THE PROBLEM. Look at each line of the records and count those with "집합투자증권" in them. Please answer with the count alone.

EXTRACTED ENTRIES.
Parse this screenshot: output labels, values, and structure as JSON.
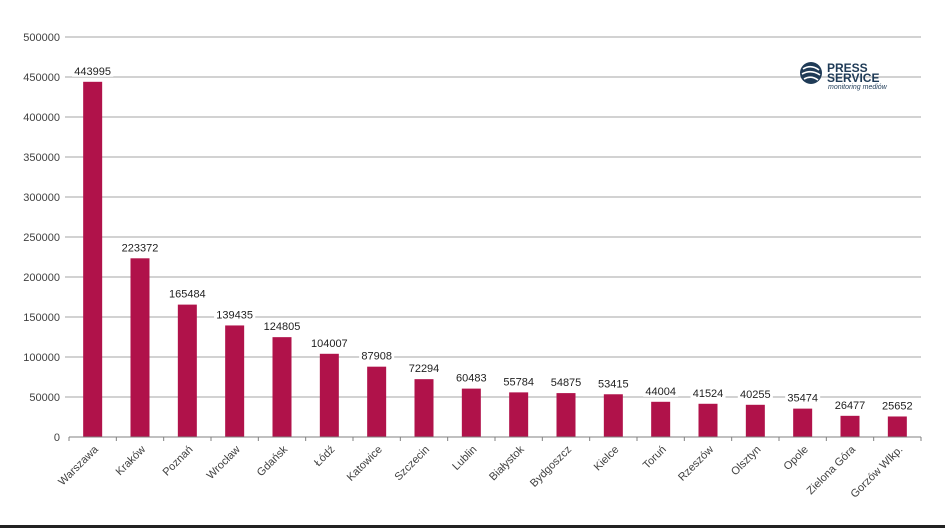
{
  "colors": {
    "bar": "#b0124a",
    "grid": "#a6a6a6",
    "axis": "#808080",
    "logo": "#1f3b57"
  },
  "logo": {
    "line1": "PRESS",
    "line2": "SERVICE",
    "tagline": "monitoring mediów"
  },
  "chart_data": {
    "type": "bar",
    "title": "",
    "xlabel": "",
    "ylabel": "",
    "ylim": [
      0,
      500000
    ],
    "yticks": [
      "0",
      "50000",
      "100000",
      "150000",
      "200000",
      "250000",
      "300000",
      "350000",
      "400000",
      "450000",
      "500000"
    ],
    "grid": true,
    "categories": [
      "Warszawa",
      "Kraków",
      "Poznań",
      "Wrocław",
      "Gdańsk",
      "Łódź",
      "Katowice",
      "Szczecin",
      "Lublin",
      "Białystok",
      "Bydgoszcz",
      "Kielce",
      "Toruń",
      "Rzeszów",
      "Olsztyn",
      "Opole",
      "Zielona Góra",
      "Gorzów Wlkp."
    ],
    "values": [
      443995,
      223372,
      165484,
      139435,
      124805,
      104007,
      87908,
      72294,
      60483,
      55784,
      54875,
      53415,
      44004,
      41524,
      40255,
      35474,
      26477,
      25652
    ],
    "data_labels": [
      "443995",
      "223372",
      "165484",
      "139435",
      "124805",
      "104007",
      "87908",
      "72294",
      "60483",
      "55784",
      "54875",
      "53415",
      "44004",
      "41524",
      "40255",
      "35474",
      "26477",
      "25652"
    ]
  }
}
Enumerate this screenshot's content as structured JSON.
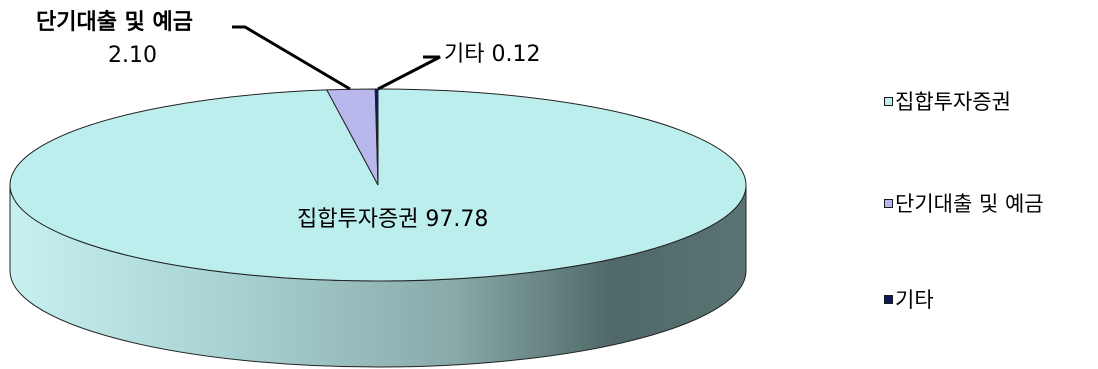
{
  "chart_data": {
    "type": "pie",
    "title": "",
    "slices": [
      {
        "name": "집합투자증권",
        "value": 97.78,
        "label": "집합투자증권 97.78",
        "color": "#bdeeee"
      },
      {
        "name": "단기대출 및 예금",
        "value": 2.1,
        "label_line1": "단기대출 및 예금",
        "label_line2": "2.10",
        "color": "#b8b8ec"
      },
      {
        "name": "기타",
        "value": 0.12,
        "label": "기타 0.12",
        "color": "#0a1a5a"
      }
    ],
    "legend": {
      "position": "right",
      "items": [
        "집합투자증권",
        "단기대출 및 예금",
        "기타"
      ]
    },
    "style": "3d-pie",
    "side_gradient": [
      "#c3eded",
      "#8fb3b3",
      "#4f6a6a"
    ]
  }
}
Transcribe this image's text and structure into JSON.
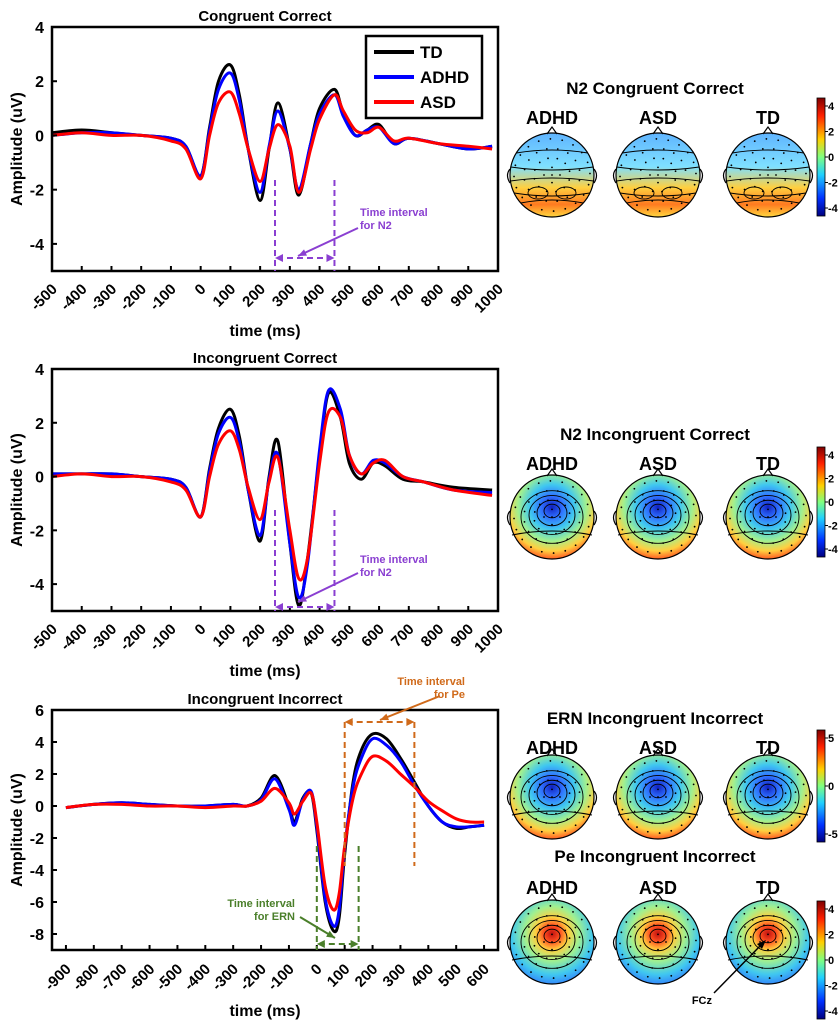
{
  "colors": {
    "TD": "#000000",
    "ADHD": "#0000ff",
    "ASD": "#ff0000",
    "n2_interval": "#8a3fd1",
    "pe_interval": "#d06a1a",
    "ern_interval": "#4a7f2a"
  },
  "colorbar_labels": {
    "n2cc": [
      "4",
      "2",
      "0",
      "-2",
      "-4"
    ],
    "n2ic": [
      "4",
      "2",
      "0",
      "-2",
      "-4"
    ],
    "ern": [
      "5",
      "0",
      "-5"
    ],
    "pe": [
      "4",
      "2",
      "0",
      "-2",
      "-4"
    ]
  },
  "topo_group_labels": [
    "ADHD",
    "ASD",
    "TD"
  ],
  "topo_titles": {
    "n2cc": "N2 Congruent Correct",
    "n2ic": "N2 Incongruent Correct",
    "ern": "ERN Incongruent Incorrect",
    "pe": "Pe Incongruent Incorrect"
  },
  "electrode_label": "FCz",
  "chart_data": [
    {
      "type": "line",
      "title": "Congruent Correct",
      "xlabel": "time (ms)",
      "ylabel": "Amplitude (uV)",
      "xlim": [
        -500,
        1000
      ],
      "ylim": [
        -5,
        4
      ],
      "xticks": [
        -500,
        -400,
        -300,
        -200,
        -100,
        0,
        100,
        200,
        300,
        400,
        500,
        600,
        700,
        800,
        900,
        1000
      ],
      "yticks": [
        4,
        2,
        0,
        -2,
        -4
      ],
      "legend": [
        "TD",
        "ADHD",
        "ASD"
      ],
      "legend_position": "top-right",
      "annotation": {
        "text": [
          "Time interval",
          "for N2"
        ],
        "interval": [
          250,
          450
        ]
      },
      "series": [
        {
          "name": "TD",
          "x": [
            -500,
            -400,
            -300,
            -200,
            -100,
            -50,
            0,
            30,
            60,
            100,
            130,
            160,
            200,
            230,
            260,
            300,
            330,
            370,
            400,
            450,
            480,
            520,
            560,
            600,
            650,
            700,
            800,
            900,
            980
          ],
          "y": [
            0.1,
            0.2,
            0.1,
            0.0,
            -0.1,
            -0.4,
            -1.5,
            0.3,
            2.0,
            2.6,
            1.5,
            -0.5,
            -2.4,
            -0.5,
            1.2,
            -0.5,
            -2.2,
            -0.3,
            1.0,
            1.7,
            0.8,
            0.0,
            0.2,
            0.4,
            -0.3,
            -0.1,
            -0.3,
            -0.5,
            -0.4
          ]
        },
        {
          "name": "ADHD",
          "x": [
            -500,
            -400,
            -300,
            -200,
            -100,
            -50,
            0,
            30,
            60,
            100,
            130,
            160,
            200,
            230,
            260,
            300,
            330,
            370,
            400,
            450,
            480,
            520,
            560,
            600,
            650,
            700,
            800,
            900,
            980
          ],
          "y": [
            0.0,
            0.1,
            0.1,
            0.0,
            -0.1,
            -0.4,
            -1.5,
            0.2,
            1.7,
            2.3,
            1.3,
            -0.5,
            -2.1,
            -0.4,
            0.9,
            -0.5,
            -2.0,
            -0.3,
            0.8,
            1.5,
            0.7,
            0.0,
            0.2,
            0.3,
            -0.3,
            -0.1,
            -0.3,
            -0.5,
            -0.4
          ]
        },
        {
          "name": "ASD",
          "x": [
            -500,
            -400,
            -300,
            -200,
            -100,
            -50,
            0,
            30,
            60,
            100,
            130,
            160,
            200,
            230,
            260,
            300,
            330,
            370,
            400,
            450,
            480,
            520,
            560,
            600,
            650,
            700,
            800,
            900,
            980
          ],
          "y": [
            0.0,
            0.1,
            0.0,
            0.0,
            -0.2,
            -0.5,
            -1.6,
            0.0,
            1.2,
            1.6,
            0.8,
            -0.5,
            -1.7,
            -0.5,
            0.4,
            -0.4,
            -2.1,
            -0.5,
            0.6,
            1.5,
            0.9,
            0.2,
            0.1,
            0.3,
            -0.2,
            -0.1,
            -0.3,
            -0.4,
            -0.5
          ]
        }
      ]
    },
    {
      "type": "line",
      "title": "Incongruent Correct",
      "xlabel": "time (ms)",
      "ylabel": "Amplitude (uV)",
      "xlim": [
        -500,
        1000
      ],
      "ylim": [
        -5,
        4
      ],
      "xticks": [
        -500,
        -400,
        -300,
        -200,
        -100,
        0,
        100,
        200,
        300,
        400,
        500,
        600,
        700,
        800,
        900,
        1000
      ],
      "yticks": [
        4,
        2,
        0,
        -2,
        -4
      ],
      "annotation": {
        "text": [
          "Time interval",
          "for N2"
        ],
        "interval": [
          250,
          450
        ]
      },
      "series": [
        {
          "name": "TD",
          "x": [
            -500,
            -400,
            -300,
            -200,
            -100,
            -50,
            0,
            30,
            60,
            100,
            130,
            160,
            200,
            230,
            260,
            300,
            330,
            360,
            400,
            430,
            470,
            500,
            540,
            580,
            620,
            680,
            750,
            850,
            980
          ],
          "y": [
            0.1,
            0.1,
            0.1,
            0.0,
            -0.1,
            -0.4,
            -1.5,
            0.3,
            1.8,
            2.5,
            1.5,
            -0.5,
            -2.4,
            0.0,
            1.3,
            -2.5,
            -4.8,
            -3.0,
            0.8,
            3.1,
            2.2,
            0.5,
            -0.1,
            0.5,
            0.4,
            -0.1,
            -0.2,
            -0.4,
            -0.5
          ]
        },
        {
          "name": "ADHD",
          "x": [
            -500,
            -400,
            -300,
            -200,
            -100,
            -50,
            0,
            30,
            60,
            100,
            130,
            160,
            200,
            230,
            260,
            300,
            330,
            360,
            400,
            430,
            470,
            500,
            540,
            580,
            620,
            680,
            750,
            850,
            980
          ],
          "y": [
            0.1,
            0.1,
            0.1,
            0.0,
            -0.1,
            -0.4,
            -1.5,
            0.2,
            1.6,
            2.2,
            1.3,
            -0.5,
            -2.2,
            -0.1,
            0.8,
            -2.5,
            -4.5,
            -3.2,
            1.0,
            3.2,
            2.5,
            0.8,
            0.1,
            0.6,
            0.5,
            0.0,
            -0.2,
            -0.5,
            -0.6
          ]
        },
        {
          "name": "ASD",
          "x": [
            -500,
            -400,
            -300,
            -200,
            -100,
            -50,
            0,
            30,
            60,
            100,
            130,
            160,
            200,
            230,
            260,
            300,
            330,
            360,
            400,
            430,
            470,
            500,
            540,
            580,
            620,
            680,
            750,
            850,
            980
          ],
          "y": [
            0.0,
            0.1,
            0.0,
            0.0,
            -0.2,
            -0.5,
            -1.5,
            0.0,
            1.2,
            1.7,
            1.0,
            -0.4,
            -1.6,
            -0.2,
            0.7,
            -2.0,
            -3.8,
            -3.0,
            0.5,
            2.4,
            2.2,
            0.8,
            0.1,
            0.5,
            0.6,
            0.0,
            -0.2,
            -0.5,
            -0.7
          ]
        }
      ]
    },
    {
      "type": "line",
      "title": "Incongruent Incorrect",
      "xlabel": "time (ms)",
      "ylabel": "Amplitude (uV)",
      "xlim": [
        -950,
        650
      ],
      "ylim": [
        -9,
        6
      ],
      "xticks": [
        -900,
        -800,
        -700,
        -600,
        -500,
        -400,
        -300,
        -200,
        -100,
        0,
        100,
        200,
        300,
        400,
        500,
        600
      ],
      "yticks": [
        6,
        4,
        2,
        0,
        -2,
        -4,
        -6,
        -8
      ],
      "annotations": [
        {
          "text": [
            "Time interval",
            "for Pe"
          ],
          "interval": [
            100,
            350
          ]
        },
        {
          "text": [
            "Time interval",
            "for ERN"
          ],
          "interval": [
            0,
            150
          ]
        }
      ],
      "series": [
        {
          "name": "TD",
          "x": [
            -900,
            -800,
            -700,
            -600,
            -500,
            -400,
            -300,
            -250,
            -200,
            -150,
            -100,
            -80,
            -50,
            -20,
            0,
            30,
            60,
            80,
            100,
            130,
            160,
            200,
            250,
            300,
            350,
            400,
            450,
            500,
            550,
            600
          ],
          "y": [
            -0.1,
            0.1,
            0.2,
            0.1,
            0.0,
            0.0,
            0.1,
            0.0,
            0.5,
            1.9,
            0.0,
            -1.0,
            0.5,
            0.8,
            -1.5,
            -6.0,
            -7.8,
            -7.0,
            -3.0,
            1.5,
            3.5,
            4.5,
            4.2,
            3.0,
            1.5,
            0.0,
            -1.0,
            -1.4,
            -1.3,
            -1.2
          ]
        },
        {
          "name": "ADHD",
          "x": [
            -900,
            -800,
            -700,
            -600,
            -500,
            -400,
            -300,
            -250,
            -200,
            -150,
            -100,
            -80,
            -50,
            -20,
            0,
            30,
            60,
            80,
            100,
            130,
            160,
            200,
            250,
            300,
            350,
            400,
            450,
            500,
            550,
            600
          ],
          "y": [
            -0.1,
            0.1,
            0.2,
            0.1,
            0.0,
            0.0,
            0.1,
            0.0,
            0.4,
            1.7,
            -0.2,
            -1.2,
            0.4,
            0.9,
            -1.3,
            -5.8,
            -7.5,
            -6.5,
            -2.6,
            1.2,
            3.0,
            4.2,
            3.8,
            2.8,
            1.3,
            0.0,
            -1.0,
            -1.3,
            -1.3,
            -1.2
          ]
        },
        {
          "name": "ASD",
          "x": [
            -900,
            -800,
            -700,
            -600,
            -500,
            -400,
            -300,
            -250,
            -200,
            -150,
            -100,
            -80,
            -50,
            -20,
            0,
            30,
            60,
            80,
            100,
            130,
            160,
            200,
            250,
            300,
            350,
            400,
            450,
            500,
            550,
            600
          ],
          "y": [
            -0.1,
            0.1,
            0.1,
            0.0,
            0.0,
            -0.1,
            0.0,
            0.0,
            0.3,
            1.1,
            0.2,
            -0.5,
            0.3,
            0.8,
            -1.0,
            -5.0,
            -6.5,
            -5.5,
            -2.5,
            0.5,
            2.0,
            3.1,
            2.8,
            2.0,
            1.2,
            0.3,
            -0.3,
            -0.8,
            -1.0,
            -1.0
          ]
        }
      ]
    }
  ]
}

RESULT OF THE EXERCISE. 3